=== EXCERPTED DATA ===

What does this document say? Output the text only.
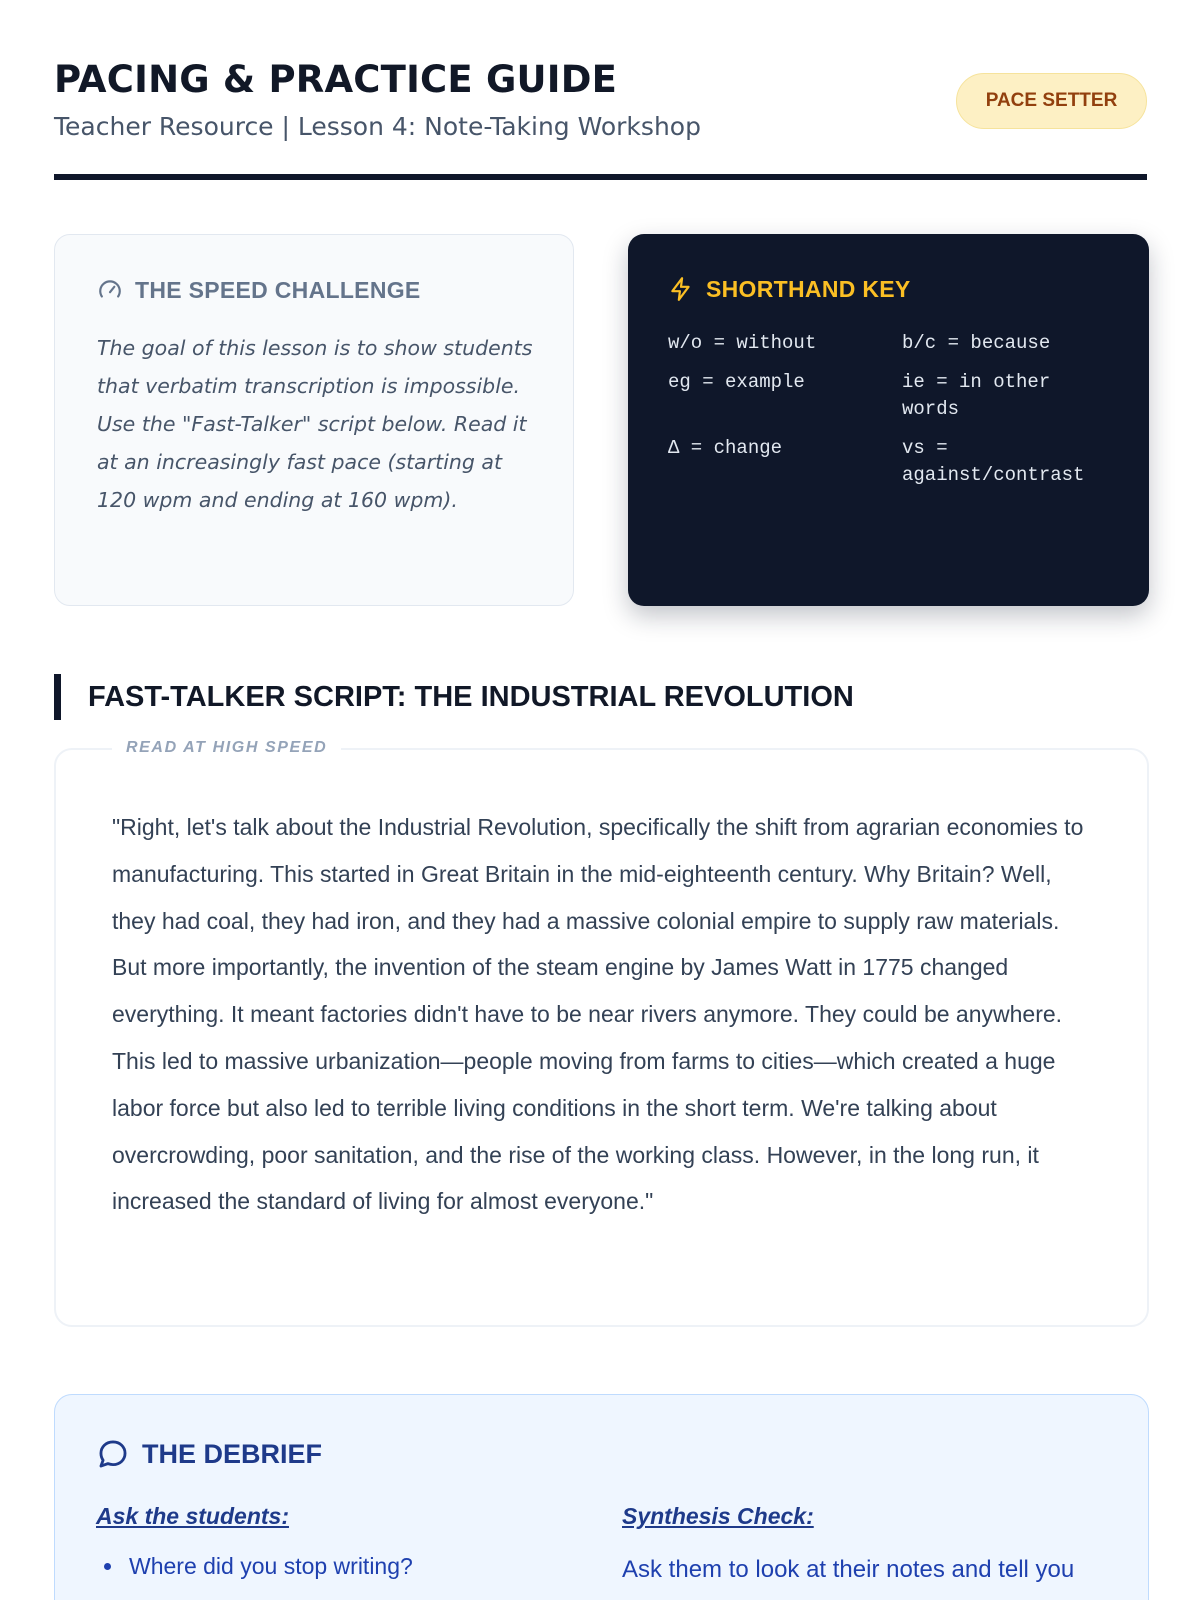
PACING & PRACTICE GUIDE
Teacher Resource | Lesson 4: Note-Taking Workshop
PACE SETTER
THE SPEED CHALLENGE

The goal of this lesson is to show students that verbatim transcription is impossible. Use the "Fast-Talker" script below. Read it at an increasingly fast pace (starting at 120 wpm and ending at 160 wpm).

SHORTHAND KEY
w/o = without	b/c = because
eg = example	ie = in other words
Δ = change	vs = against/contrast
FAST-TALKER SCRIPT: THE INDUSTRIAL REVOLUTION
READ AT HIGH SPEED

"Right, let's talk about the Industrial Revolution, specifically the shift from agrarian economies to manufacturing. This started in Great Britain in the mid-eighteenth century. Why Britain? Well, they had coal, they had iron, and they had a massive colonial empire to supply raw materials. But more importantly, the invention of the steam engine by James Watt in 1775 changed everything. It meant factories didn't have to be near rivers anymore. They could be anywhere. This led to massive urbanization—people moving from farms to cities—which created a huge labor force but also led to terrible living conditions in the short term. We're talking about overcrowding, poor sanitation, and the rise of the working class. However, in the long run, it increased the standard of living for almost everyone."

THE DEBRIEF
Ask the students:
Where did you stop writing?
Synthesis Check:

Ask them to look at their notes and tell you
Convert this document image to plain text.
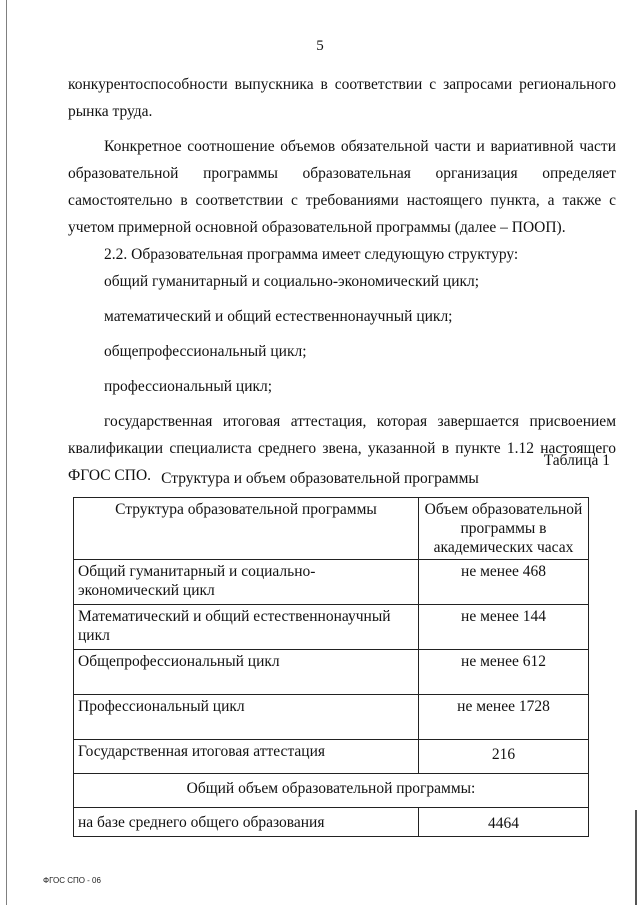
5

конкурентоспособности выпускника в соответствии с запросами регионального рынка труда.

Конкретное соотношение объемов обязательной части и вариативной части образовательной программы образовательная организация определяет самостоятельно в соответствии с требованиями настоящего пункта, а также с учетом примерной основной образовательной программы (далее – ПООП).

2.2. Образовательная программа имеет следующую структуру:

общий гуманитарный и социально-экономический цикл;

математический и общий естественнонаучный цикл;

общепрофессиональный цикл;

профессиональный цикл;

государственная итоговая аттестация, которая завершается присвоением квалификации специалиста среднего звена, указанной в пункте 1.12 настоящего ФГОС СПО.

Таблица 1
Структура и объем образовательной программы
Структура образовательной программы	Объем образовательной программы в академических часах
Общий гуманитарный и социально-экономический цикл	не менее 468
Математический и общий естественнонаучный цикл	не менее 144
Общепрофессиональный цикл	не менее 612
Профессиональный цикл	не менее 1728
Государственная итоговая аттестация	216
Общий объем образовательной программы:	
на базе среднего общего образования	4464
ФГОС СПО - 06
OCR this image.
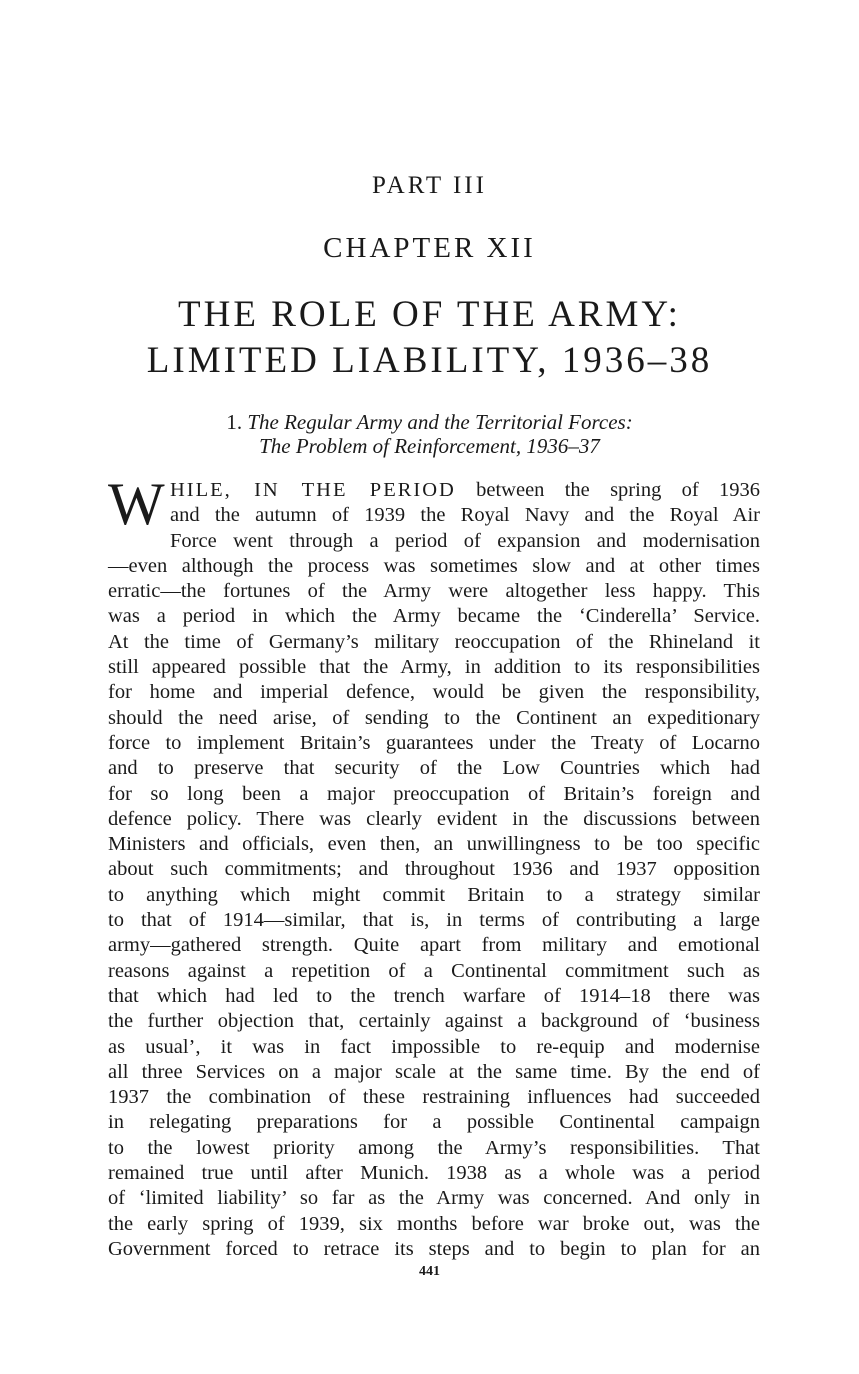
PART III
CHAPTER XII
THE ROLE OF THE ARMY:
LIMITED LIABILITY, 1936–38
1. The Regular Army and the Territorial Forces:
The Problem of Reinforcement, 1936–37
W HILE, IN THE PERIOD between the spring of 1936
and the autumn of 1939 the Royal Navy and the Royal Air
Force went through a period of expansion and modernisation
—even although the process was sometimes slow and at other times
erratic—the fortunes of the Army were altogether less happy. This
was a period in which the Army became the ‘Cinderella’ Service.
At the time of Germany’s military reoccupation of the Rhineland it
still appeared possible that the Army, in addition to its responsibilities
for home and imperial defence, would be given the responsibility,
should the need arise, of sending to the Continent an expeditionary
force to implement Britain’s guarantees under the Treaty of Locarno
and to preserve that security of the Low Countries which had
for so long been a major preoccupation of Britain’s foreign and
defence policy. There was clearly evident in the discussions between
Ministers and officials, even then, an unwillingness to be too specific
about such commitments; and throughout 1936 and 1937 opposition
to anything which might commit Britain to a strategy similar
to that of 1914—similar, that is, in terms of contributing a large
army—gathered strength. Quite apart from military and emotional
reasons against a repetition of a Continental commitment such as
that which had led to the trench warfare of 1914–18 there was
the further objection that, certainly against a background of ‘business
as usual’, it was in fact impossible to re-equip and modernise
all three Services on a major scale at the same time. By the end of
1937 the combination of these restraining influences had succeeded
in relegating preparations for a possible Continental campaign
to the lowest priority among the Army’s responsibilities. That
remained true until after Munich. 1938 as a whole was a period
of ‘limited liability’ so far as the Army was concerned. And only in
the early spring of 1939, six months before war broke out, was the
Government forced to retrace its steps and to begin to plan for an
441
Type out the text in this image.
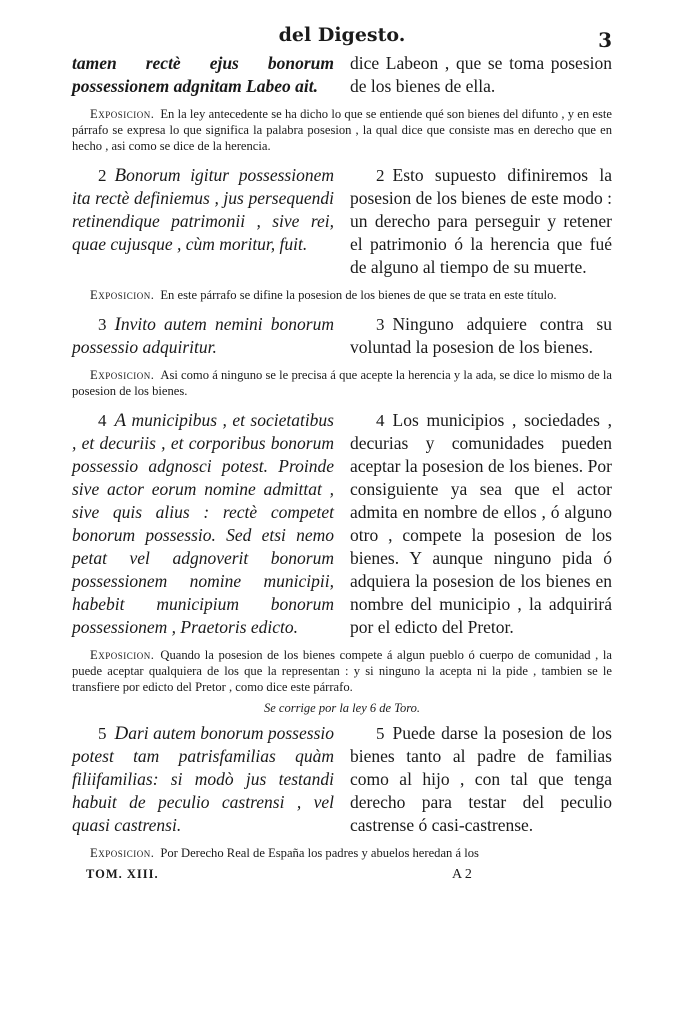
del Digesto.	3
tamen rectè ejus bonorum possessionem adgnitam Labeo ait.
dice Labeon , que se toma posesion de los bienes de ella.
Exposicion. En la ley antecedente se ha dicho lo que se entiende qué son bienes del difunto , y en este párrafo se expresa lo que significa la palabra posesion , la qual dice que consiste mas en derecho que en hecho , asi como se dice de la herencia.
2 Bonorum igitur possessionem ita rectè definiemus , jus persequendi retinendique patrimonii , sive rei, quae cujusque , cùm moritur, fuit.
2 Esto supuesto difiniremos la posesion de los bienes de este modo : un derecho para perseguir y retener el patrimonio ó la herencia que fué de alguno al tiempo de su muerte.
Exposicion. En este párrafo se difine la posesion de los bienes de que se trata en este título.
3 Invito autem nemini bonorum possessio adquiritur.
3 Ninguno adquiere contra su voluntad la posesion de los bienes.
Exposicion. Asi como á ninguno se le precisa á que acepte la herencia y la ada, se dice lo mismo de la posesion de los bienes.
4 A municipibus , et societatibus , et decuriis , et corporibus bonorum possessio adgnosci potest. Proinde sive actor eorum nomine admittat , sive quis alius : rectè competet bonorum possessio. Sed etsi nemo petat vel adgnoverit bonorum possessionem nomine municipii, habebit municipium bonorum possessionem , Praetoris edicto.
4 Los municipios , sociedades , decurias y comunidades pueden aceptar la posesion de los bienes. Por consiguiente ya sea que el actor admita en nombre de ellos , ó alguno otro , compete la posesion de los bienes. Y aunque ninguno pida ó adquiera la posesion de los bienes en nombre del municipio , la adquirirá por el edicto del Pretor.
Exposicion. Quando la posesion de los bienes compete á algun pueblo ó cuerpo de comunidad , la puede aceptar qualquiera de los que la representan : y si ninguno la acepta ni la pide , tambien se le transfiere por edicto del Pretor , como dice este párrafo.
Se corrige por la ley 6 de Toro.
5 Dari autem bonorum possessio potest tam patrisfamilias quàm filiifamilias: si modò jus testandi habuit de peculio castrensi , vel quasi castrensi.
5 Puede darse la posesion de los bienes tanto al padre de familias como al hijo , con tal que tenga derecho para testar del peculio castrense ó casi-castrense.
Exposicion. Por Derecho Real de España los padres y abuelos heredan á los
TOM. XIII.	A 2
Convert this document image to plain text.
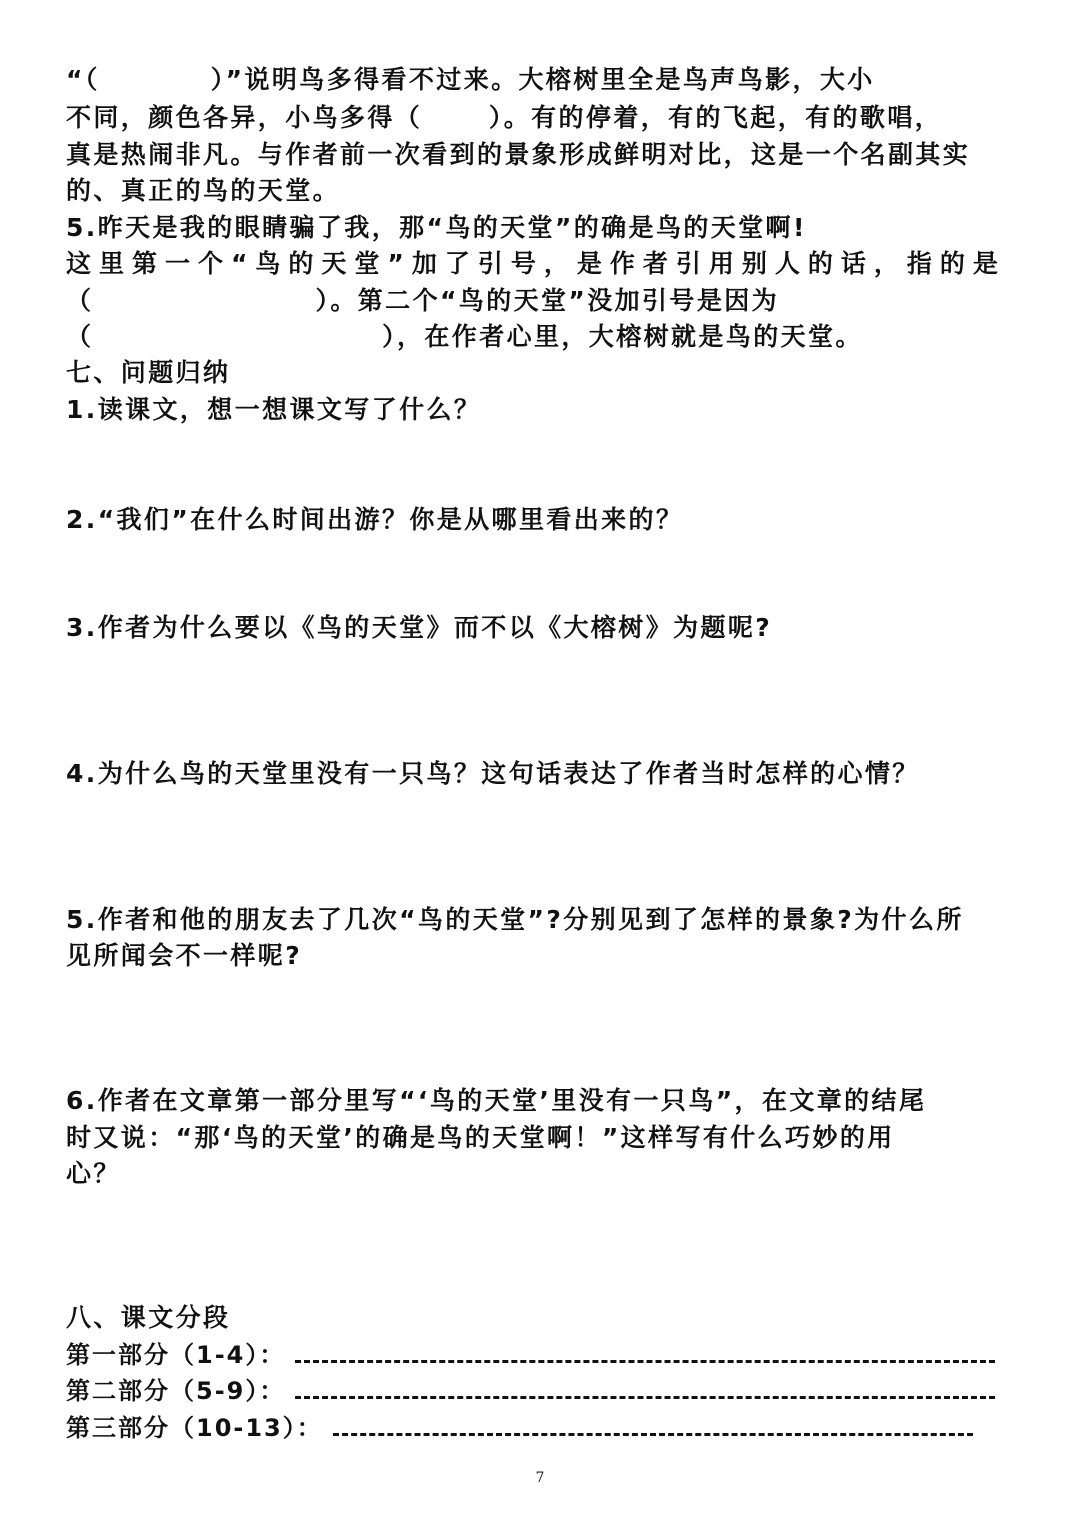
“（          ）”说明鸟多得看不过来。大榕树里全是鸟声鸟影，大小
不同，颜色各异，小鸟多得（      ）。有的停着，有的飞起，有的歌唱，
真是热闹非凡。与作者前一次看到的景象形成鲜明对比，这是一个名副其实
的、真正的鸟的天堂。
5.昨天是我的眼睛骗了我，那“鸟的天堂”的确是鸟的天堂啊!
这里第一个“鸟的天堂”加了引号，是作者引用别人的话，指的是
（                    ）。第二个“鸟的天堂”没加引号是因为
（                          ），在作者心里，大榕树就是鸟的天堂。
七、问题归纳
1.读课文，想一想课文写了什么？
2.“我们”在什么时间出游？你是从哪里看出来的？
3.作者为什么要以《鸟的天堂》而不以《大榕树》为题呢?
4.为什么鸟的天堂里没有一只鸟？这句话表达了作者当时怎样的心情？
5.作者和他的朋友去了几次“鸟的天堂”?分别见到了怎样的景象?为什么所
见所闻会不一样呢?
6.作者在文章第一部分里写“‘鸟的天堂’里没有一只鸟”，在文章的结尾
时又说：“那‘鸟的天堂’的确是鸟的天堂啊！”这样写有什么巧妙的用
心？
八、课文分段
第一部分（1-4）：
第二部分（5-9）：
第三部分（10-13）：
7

===

- JOB:
In the entries above, identify every line with the string "естественнонаучный".

- PROBLEM SOLUTION:
математический и общий естественнонаучный цикл;
Математический и общий естественнонаучный цикл	не менее 144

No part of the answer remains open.